Return every record below exactly as written, omitting any pictures.

[Start Supplied data]

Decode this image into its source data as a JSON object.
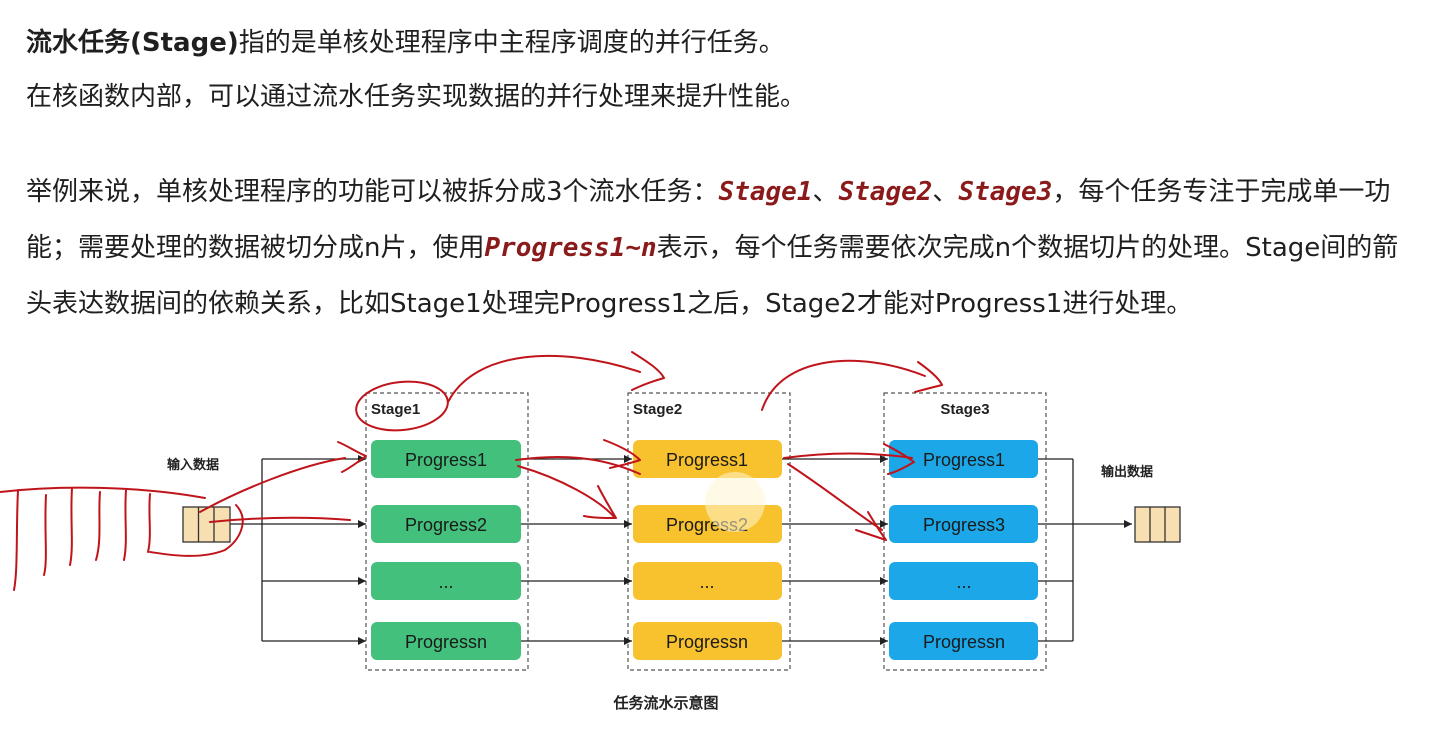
{
  "text": {
    "line1": {
      "bold": "流水任务(Stage)",
      "rest": "指的是单核处理程序中主程序调度的并行任务。"
    },
    "line2": "在核函数内部，可以通过流水任务实现数据的并行处理来提升性能。",
    "para": {
      "t1": "举例来说，单核处理程序的功能可以被拆分成3个流水任务：",
      "c1": "Stage1",
      "t2": "、",
      "c2": "Stage2",
      "t3": "、",
      "c3": "Stage3",
      "t4": "，每个任务专注于完成单一功能；需要处理的数据被切分成n片，使用",
      "c4": "Progress1~n",
      "t5": "表示，每个任务需要依次完成n个数据切片的处理。Stage间的箭头表达数据间的依赖关系，比如Stage1处理完Progress1之后，Stage2才能对Progress1进行处理。"
    }
  },
  "diagram": {
    "input_label": "输入数据",
    "output_label": "输出数据",
    "caption": "任务流水示意图",
    "stages": [
      {
        "label": "Stage1",
        "color": "#43c07c",
        "items": [
          "Progress1",
          "Progress2",
          "...",
          "Progressn"
        ]
      },
      {
        "label": "Stage2",
        "color": "#f8c22e",
        "items": [
          "Progress1",
          "Progress2",
          "...",
          "Progressn"
        ]
      },
      {
        "label": "Stage3",
        "color": "#1ca8e8",
        "items": [
          "Progress1",
          "Progress3",
          "...",
          "Progressn"
        ]
      }
    ],
    "queue_color": "#f7dfb1",
    "annotation_color": "#c0141b"
  }
}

[End Supplied data]

Exercise response:
Decode this image into its source data as a JSON object.
{
  "text": {
    "line1": {
      "bold": "流水任务(Stage)",
      "rest": "指的是单核处理程序中主程序调度的并行任务。"
    },
    "line2": "在核函数内部，可以通过流水任务实现数据的并行处理来提升性能。",
    "para": {
      "t1": "举例来说，单核处理程序的功能可以被拆分成3个流水任务：",
      "c1": "Stage1",
      "t2": "、",
      "c2": "Stage2",
      "t3": "、",
      "c3": "Stage3",
      "t4": "，每个任务专注于完成单一功能；需要处理的数据被切分成n片，使用",
      "c4": "Progress1~n",
      "t5": "表示，每个任务需要依次完成n个数据切片的处理。Stage间的箭头表达数据间的依赖关系，比如Stage1处理完Progress1之后，Stage2才能对Progress1进行处理。"
    }
  },
  "diagram": {
    "input_label": "输入数据",
    "output_label": "输出数据",
    "caption": "任务流水示意图",
    "stages": [
      {
        "label": "Stage1",
        "color": "#43c07c",
        "items": [
          "Progress1",
          "Progress2",
          "...",
          "Progressn"
        ]
      },
      {
        "label": "Stage2",
        "color": "#f8c22e",
        "items": [
          "Progress1",
          "Progress2",
          "...",
          "Progressn"
        ]
      },
      {
        "label": "Stage3",
        "color": "#1ca8e8",
        "items": [
          "Progress1",
          "Progress3",
          "...",
          "Progressn"
        ]
      }
    ],
    "queue_color": "#f7dfb1",
    "annotation_color": "#c0141b"
  }
}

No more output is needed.